Data listing:

==========

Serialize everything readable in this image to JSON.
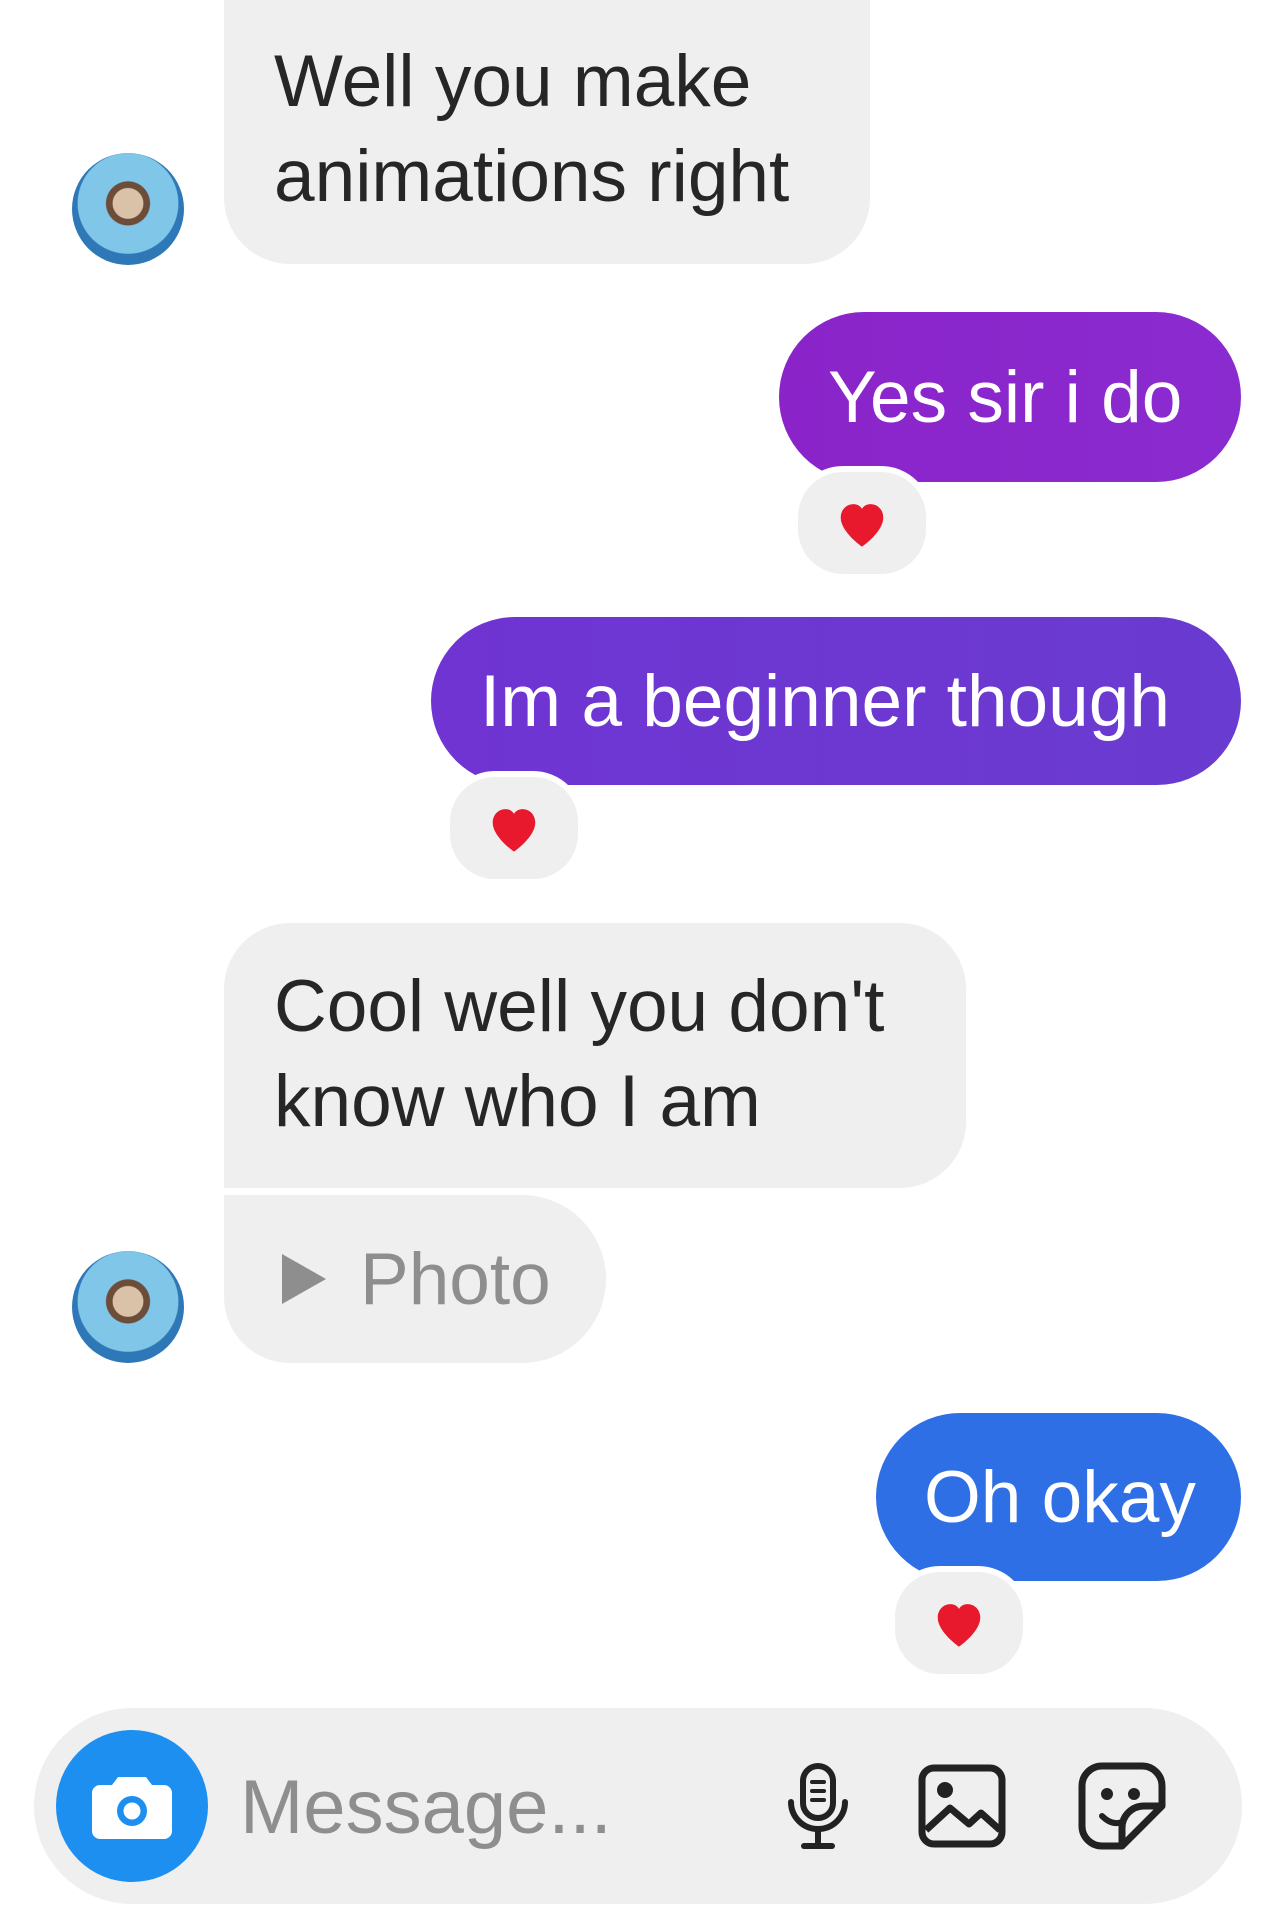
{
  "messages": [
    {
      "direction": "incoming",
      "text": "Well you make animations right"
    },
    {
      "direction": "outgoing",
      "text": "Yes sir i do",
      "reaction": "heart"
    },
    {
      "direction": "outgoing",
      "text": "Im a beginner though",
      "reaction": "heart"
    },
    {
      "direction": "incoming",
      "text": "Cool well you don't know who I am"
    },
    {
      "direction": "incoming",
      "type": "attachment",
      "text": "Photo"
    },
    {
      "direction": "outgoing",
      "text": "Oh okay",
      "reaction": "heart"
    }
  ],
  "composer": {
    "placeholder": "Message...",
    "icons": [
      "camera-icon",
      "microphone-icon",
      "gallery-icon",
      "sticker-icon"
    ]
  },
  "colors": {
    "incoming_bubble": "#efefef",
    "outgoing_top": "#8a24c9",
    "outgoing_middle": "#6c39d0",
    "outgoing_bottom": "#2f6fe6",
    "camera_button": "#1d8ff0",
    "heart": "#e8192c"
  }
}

==========

Task objective:
Every line of the data above should be quoted exactly. Omit the pictures.

Output:
Serialize everything readable in this image to JSON.
{
  "messages": [
    {
      "direction": "incoming",
      "text": "Well you make animations right"
    },
    {
      "direction": "outgoing",
      "text": "Yes sir i do",
      "reaction": "heart"
    },
    {
      "direction": "outgoing",
      "text": "Im a beginner though",
      "reaction": "heart"
    },
    {
      "direction": "incoming",
      "text": "Cool well you don't know who I am"
    },
    {
      "direction": "incoming",
      "type": "attachment",
      "text": "Photo"
    },
    {
      "direction": "outgoing",
      "text": "Oh okay",
      "reaction": "heart"
    }
  ],
  "composer": {
    "placeholder": "Message...",
    "icons": [
      "camera-icon",
      "microphone-icon",
      "gallery-icon",
      "sticker-icon"
    ]
  },
  "colors": {
    "incoming_bubble": "#efefef",
    "outgoing_top": "#8a24c9",
    "outgoing_middle": "#6c39d0",
    "outgoing_bottom": "#2f6fe6",
    "camera_button": "#1d8ff0",
    "heart": "#e8192c"
  }
}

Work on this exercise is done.